(Dataset rows about figures)
- - - - - - -
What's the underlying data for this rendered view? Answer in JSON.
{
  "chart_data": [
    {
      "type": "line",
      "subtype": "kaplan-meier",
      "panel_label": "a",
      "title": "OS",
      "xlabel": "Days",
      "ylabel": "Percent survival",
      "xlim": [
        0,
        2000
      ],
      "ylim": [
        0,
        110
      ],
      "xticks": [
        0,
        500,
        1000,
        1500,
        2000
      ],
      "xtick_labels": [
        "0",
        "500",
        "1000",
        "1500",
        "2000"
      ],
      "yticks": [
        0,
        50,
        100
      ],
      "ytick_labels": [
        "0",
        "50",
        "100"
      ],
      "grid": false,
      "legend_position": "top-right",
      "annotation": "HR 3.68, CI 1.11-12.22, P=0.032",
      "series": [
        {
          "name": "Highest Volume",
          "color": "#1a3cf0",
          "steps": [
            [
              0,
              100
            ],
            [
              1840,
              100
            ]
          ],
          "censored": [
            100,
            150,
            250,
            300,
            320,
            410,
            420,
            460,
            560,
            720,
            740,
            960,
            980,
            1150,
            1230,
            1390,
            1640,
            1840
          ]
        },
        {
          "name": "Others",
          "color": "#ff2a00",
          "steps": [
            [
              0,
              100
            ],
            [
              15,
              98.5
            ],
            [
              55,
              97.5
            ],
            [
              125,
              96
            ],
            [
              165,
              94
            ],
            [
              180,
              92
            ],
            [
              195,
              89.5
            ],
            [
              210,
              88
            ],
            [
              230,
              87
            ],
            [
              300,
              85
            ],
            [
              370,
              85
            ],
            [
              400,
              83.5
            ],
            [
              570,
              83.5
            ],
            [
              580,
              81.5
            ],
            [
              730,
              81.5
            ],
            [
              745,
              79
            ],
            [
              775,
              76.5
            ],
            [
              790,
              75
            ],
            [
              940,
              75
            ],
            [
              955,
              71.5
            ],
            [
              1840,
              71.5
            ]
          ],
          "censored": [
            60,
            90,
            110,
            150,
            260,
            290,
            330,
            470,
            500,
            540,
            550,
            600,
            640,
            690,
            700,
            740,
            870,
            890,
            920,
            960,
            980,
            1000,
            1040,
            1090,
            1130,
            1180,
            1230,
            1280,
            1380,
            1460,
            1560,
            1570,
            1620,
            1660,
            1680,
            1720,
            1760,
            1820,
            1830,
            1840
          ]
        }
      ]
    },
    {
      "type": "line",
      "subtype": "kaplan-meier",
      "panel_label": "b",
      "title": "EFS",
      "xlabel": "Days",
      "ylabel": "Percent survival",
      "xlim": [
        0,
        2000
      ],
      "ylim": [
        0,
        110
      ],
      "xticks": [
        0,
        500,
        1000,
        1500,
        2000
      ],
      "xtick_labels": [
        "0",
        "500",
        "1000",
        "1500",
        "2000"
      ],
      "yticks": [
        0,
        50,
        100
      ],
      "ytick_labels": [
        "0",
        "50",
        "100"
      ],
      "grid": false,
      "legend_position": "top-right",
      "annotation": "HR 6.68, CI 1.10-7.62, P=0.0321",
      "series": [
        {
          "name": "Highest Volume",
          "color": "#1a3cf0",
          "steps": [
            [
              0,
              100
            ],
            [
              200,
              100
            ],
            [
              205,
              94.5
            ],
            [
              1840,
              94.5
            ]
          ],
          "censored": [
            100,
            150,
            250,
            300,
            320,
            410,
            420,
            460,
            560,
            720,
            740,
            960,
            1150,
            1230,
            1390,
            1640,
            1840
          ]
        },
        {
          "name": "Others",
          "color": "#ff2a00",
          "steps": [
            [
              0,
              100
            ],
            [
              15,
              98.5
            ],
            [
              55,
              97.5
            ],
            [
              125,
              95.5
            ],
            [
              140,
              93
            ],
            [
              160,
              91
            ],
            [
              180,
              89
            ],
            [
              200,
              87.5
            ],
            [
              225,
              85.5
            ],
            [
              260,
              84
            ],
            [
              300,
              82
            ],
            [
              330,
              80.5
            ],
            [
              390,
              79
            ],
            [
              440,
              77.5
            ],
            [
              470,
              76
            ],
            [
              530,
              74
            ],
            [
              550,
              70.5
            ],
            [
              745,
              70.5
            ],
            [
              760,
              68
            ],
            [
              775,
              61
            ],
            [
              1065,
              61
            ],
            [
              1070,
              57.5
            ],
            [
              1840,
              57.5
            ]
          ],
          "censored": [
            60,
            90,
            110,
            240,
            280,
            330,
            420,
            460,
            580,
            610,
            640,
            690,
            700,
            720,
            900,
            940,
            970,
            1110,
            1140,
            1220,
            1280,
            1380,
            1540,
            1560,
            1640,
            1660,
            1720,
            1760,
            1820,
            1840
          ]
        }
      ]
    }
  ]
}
- - - - - - -
> TASK DETAILS: Your task is to transcribe the material exactly.

> EXPECTED ANSWER:
What's the underlying data for this rendered view? Answer in JSON.
{
  "chart_data": [
    {
      "type": "line",
      "subtype": "kaplan-meier",
      "panel_label": "a",
      "title": "OS",
      "xlabel": "Days",
      "ylabel": "Percent survival",
      "xlim": [
        0,
        2000
      ],
      "ylim": [
        0,
        110
      ],
      "xticks": [
        0,
        500,
        1000,
        1500,
        2000
      ],
      "xtick_labels": [
        "0",
        "500",
        "1000",
        "1500",
        "2000"
      ],
      "yticks": [
        0,
        50,
        100
      ],
      "ytick_labels": [
        "0",
        "50",
        "100"
      ],
      "grid": false,
      "legend_position": "top-right",
      "annotation": "HR 3.68, CI 1.11-12.22, P=0.032",
      "series": [
        {
          "name": "Highest Volume",
          "color": "#1a3cf0",
          "steps": [
            [
              0,
              100
            ],
            [
              1840,
              100
            ]
          ],
          "censored": [
            100,
            150,
            250,
            300,
            320,
            410,
            420,
            460,
            560,
            720,
            740,
            960,
            980,
            1150,
            1230,
            1390,
            1640,
            1840
          ]
        },
        {
          "name": "Others",
          "color": "#ff2a00",
          "steps": [
            [
              0,
              100
            ],
            [
              15,
              98.5
            ],
            [
              55,
              97.5
            ],
            [
              125,
              96
            ],
            [
              165,
              94
            ],
            [
              180,
              92
            ],
            [
              195,
              89.5
            ],
            [
              210,
              88
            ],
            [
              230,
              87
            ],
            [
              300,
              85
            ],
            [
              370,
              85
            ],
            [
              400,
              83.5
            ],
            [
              570,
              83.5
            ],
            [
              580,
              81.5
            ],
            [
              730,
              81.5
            ],
            [
              745,
              79
            ],
            [
              775,
              76.5
            ],
            [
              790,
              75
            ],
            [
              940,
              75
            ],
            [
              955,
              71.5
            ],
            [
              1840,
              71.5
            ]
          ],
          "censored": [
            60,
            90,
            110,
            150,
            260,
            290,
            330,
            470,
            500,
            540,
            550,
            600,
            640,
            690,
            700,
            740,
            870,
            890,
            920,
            960,
            980,
            1000,
            1040,
            1090,
            1130,
            1180,
            1230,
            1280,
            1380,
            1460,
            1560,
            1570,
            1620,
            1660,
            1680,
            1720,
            1760,
            1820,
            1830,
            1840
          ]
        }
      ]
    },
    {
      "type": "line",
      "subtype": "kaplan-meier",
      "panel_label": "b",
      "title": "EFS",
      "xlabel": "Days",
      "ylabel": "Percent survival",
      "xlim": [
        0,
        2000
      ],
      "ylim": [
        0,
        110
      ],
      "xticks": [
        0,
        500,
        1000,
        1500,
        2000
      ],
      "xtick_labels": [
        "0",
        "500",
        "1000",
        "1500",
        "2000"
      ],
      "yticks": [
        0,
        50,
        100
      ],
      "ytick_labels": [
        "0",
        "50",
        "100"
      ],
      "grid": false,
      "legend_position": "top-right",
      "annotation": "HR 6.68, CI 1.10-7.62, P=0.0321",
      "series": [
        {
          "name": "Highest Volume",
          "color": "#1a3cf0",
          "steps": [
            [
              0,
              100
            ],
            [
              200,
              100
            ],
            [
              205,
              94.5
            ],
            [
              1840,
              94.5
            ]
          ],
          "censored": [
            100,
            150,
            250,
            300,
            320,
            410,
            420,
            460,
            560,
            720,
            740,
            960,
            1150,
            1230,
            1390,
            1640,
            1840
          ]
        },
        {
          "name": "Others",
          "color": "#ff2a00",
          "steps": [
            [
              0,
              100
            ],
            [
              15,
              98.5
            ],
            [
              55,
              97.5
            ],
            [
              125,
              95.5
            ],
            [
              140,
              93
            ],
            [
              160,
              91
            ],
            [
              180,
              89
            ],
            [
              200,
              87.5
            ],
            [
              225,
              85.5
            ],
            [
              260,
              84
            ],
            [
              300,
              82
            ],
            [
              330,
              80.5
            ],
            [
              390,
              79
            ],
            [
              440,
              77.5
            ],
            [
              470,
              76
            ],
            [
              530,
              74
            ],
            [
              550,
              70.5
            ],
            [
              745,
              70.5
            ],
            [
              760,
              68
            ],
            [
              775,
              61
            ],
            [
              1065,
              61
            ],
            [
              1070,
              57.5
            ],
            [
              1840,
              57.5
            ]
          ],
          "censored": [
            60,
            90,
            110,
            240,
            280,
            330,
            420,
            460,
            580,
            610,
            640,
            690,
            700,
            720,
            900,
            940,
            970,
            1110,
            1140,
            1220,
            1280,
            1380,
            1540,
            1560,
            1640,
            1660,
            1720,
            1760,
            1820,
            1840
          ]
        }
      ]
    }
  ]
}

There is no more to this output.